SHORT EXERCISE:
In your copy, include every line of the listing below exactly but none of the pictures.

SOURCE RECORDS:
****************
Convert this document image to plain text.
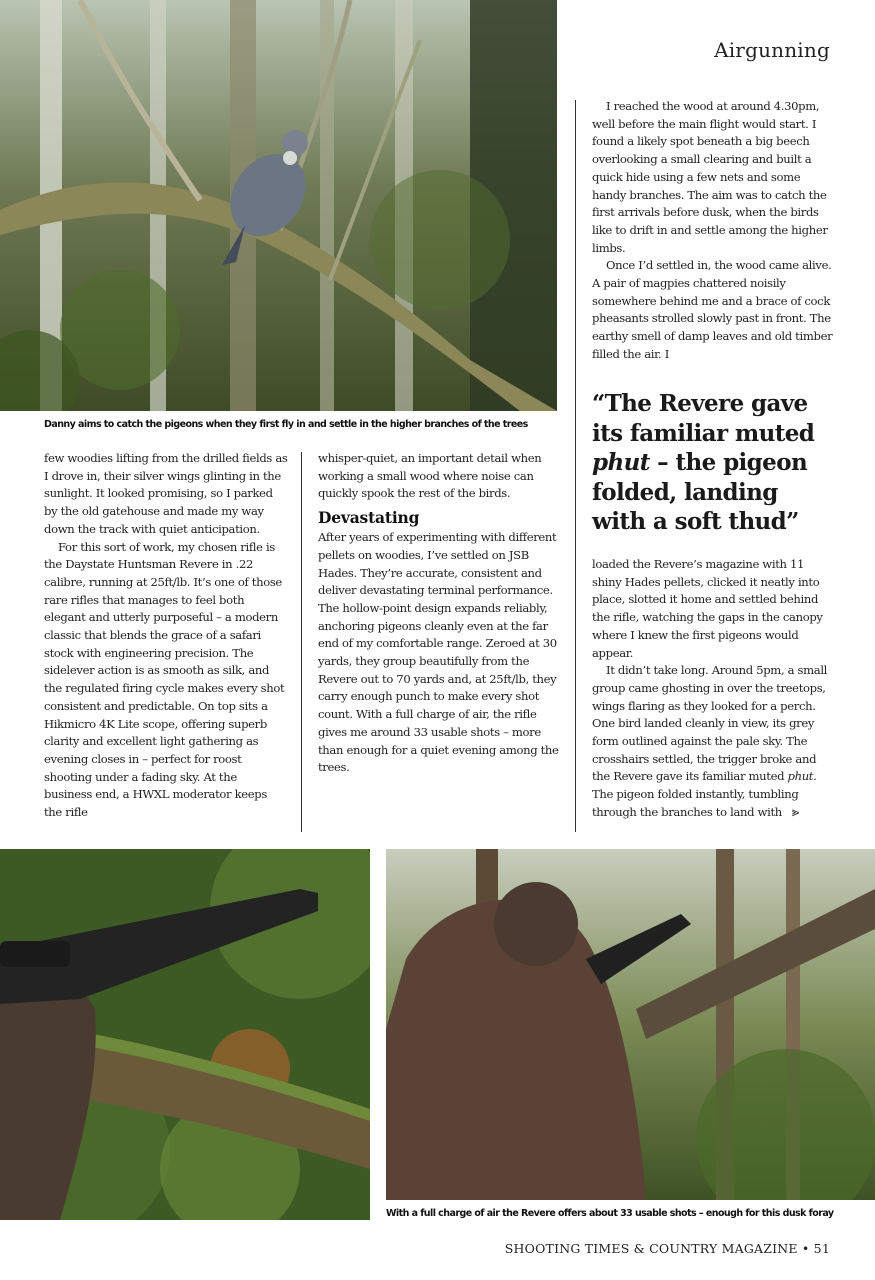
Airgunning
Danny aims to catch the pigeons when they first fly in and settle in the higher branches of the trees

few woodies lifting from the drilled fields as I drove in, their silver wings glinting in the sunlight. It looked promising, so I parked by the old gatehouse and made my way down the track with quiet anticipation.

For this sort of work, my chosen rifle is the Daystate Huntsman Revere in .22 calibre, running at 25ft/lb. It’s one of those rare rifles that manages to feel both elegant and utterly purposeful – a modern classic that blends the grace of a safari stock with engineering precision. The sidelever action is as smooth as silk, and the regulated firing cycle makes every shot consistent and predictable. On top sits a Hikmicro 4K Lite scope, offering superb clarity and excellent light gathering as evening closes in – perfect for roost shooting under a fading sky. At the business end, a HWXL moderator keeps the rifle

whisper-quiet, an important detail when working a small wood where noise can quickly spook the rest of the birds.

Devastating

After years of experimenting with different pellets on woodies, I’ve settled on JSB Hades. They’re accurate, consistent and deliver devastating terminal performance. The hollow-point design expands reliably, anchoring pigeons cleanly even at the far end of my comfortable range. Zeroed at 30 yards, they group beautifully from the Revere out to 70 yards and, at 25ft/lb, they carry enough punch to make every shot count. With a full charge of air, the rifle gives me around 33 usable shots – more than enough for a quiet evening among the trees.

I reached the wood at around 4.30pm, well before the main flight would start. I found a likely spot beneath a big beech overlooking a small clearing and built a quick hide using a few nets and some handy branches. The aim was to catch the first arrivals before dusk, when the birds like to drift in and settle among the higher limbs.

Once I’d settled in, the wood came alive. A pair of magpies chattered noisily somewhere behind me and a brace of cock pheasants strolled slowly past in front. The earthy smell of damp leaves and old timber filled the air. I

“The Revere gave its familiar muted phut – the pigeon folded, landing with a soft thud”

loaded the Revere’s magazine with 11 shiny Hades pellets, clicked it neatly into place, slotted it home and settled behind the rifle, watching the gaps in the canopy where I knew the first pigeons would appear.

It didn’t take long. Around 5pm, a small group came ghosting in over the treetops, wings flaring as they looked for a perch. One bird landed cleanly in view, its grey form outlined against the pale sky. The crosshairs settled, the trigger broke and the Revere gave its familiar muted phut. The pigeon folded instantly, tumbling through the branches to land with ⪢

With a full charge of air the Revere offers about 33 usable shots – enough for this dusk foray
SHOOTING TIMES & COUNTRY MAGAZINE • 51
****************
FINAL RESULT:
Convert this document image to plain text.
Airgunning
Danny aims to catch the pigeons when they first fly in and settle in the higher branches of the trees

few woodies lifting from the drilled fields as I drove in, their silver wings glinting in the sunlight. It looked promising, so I parked by the old gatehouse and made my way down the track with quiet anticipation.

For this sort of work, my chosen rifle is the Daystate Huntsman Revere in .22 calibre, running at 25ft/lb. It’s one of those rare rifles that manages to feel both elegant and utterly purposeful – a modern classic that blends the grace of a safari stock with engineering precision. The sidelever action is as smooth as silk, and the regulated firing cycle makes every shot consistent and predictable. On top sits a Hikmicro 4K Lite scope, offering superb clarity and excellent light gathering as evening closes in – perfect for roost shooting under a fading sky. At the business end, a HWXL moderator keeps the rifle

whisper-quiet, an important detail when working a small wood where noise can quickly spook the rest of the birds.

Devastating

After years of experimenting with different pellets on woodies, I’ve settled on JSB Hades. They’re accurate, consistent and deliver devastating terminal performance. The hollow-point design expands reliably, anchoring pigeons cleanly even at the far end of my comfortable range. Zeroed at 30 yards, they group beautifully from the Revere out to 70 yards and, at 25ft/lb, they carry enough punch to make every shot count. With a full charge of air, the rifle gives me around 33 usable shots – more than enough for a quiet evening among the trees.

I reached the wood at around 4.30pm, well before the main flight would start. I found a likely spot beneath a big beech overlooking a small clearing and built a quick hide using a few nets and some handy branches. The aim was to catch the first arrivals before dusk, when the birds like to drift in and settle among the higher limbs.

Once I’d settled in, the wood came alive. A pair of magpies chattered noisily somewhere behind me and a brace of cock pheasants strolled slowly past in front. The earthy smell of damp leaves and old timber filled the air. I

“The Revere gave its familiar muted phut – the pigeon folded, landing with a soft thud”

loaded the Revere’s magazine with 11 shiny Hades pellets, clicked it neatly into place, slotted it home and settled behind the rifle, watching the gaps in the canopy where I knew the first pigeons would appear.

It didn’t take long. Around 5pm, a small group came ghosting in over the treetops, wings flaring as they looked for a perch. One bird landed cleanly in view, its grey form outlined against the pale sky. The crosshairs settled, the trigger broke and the Revere gave its familiar muted phut. The pigeon folded instantly, tumbling through the branches to land with ⪢

With a full charge of air the Revere offers about 33 usable shots – enough for this dusk foray
SHOOTING TIMES & COUNTRY MAGAZINE • 51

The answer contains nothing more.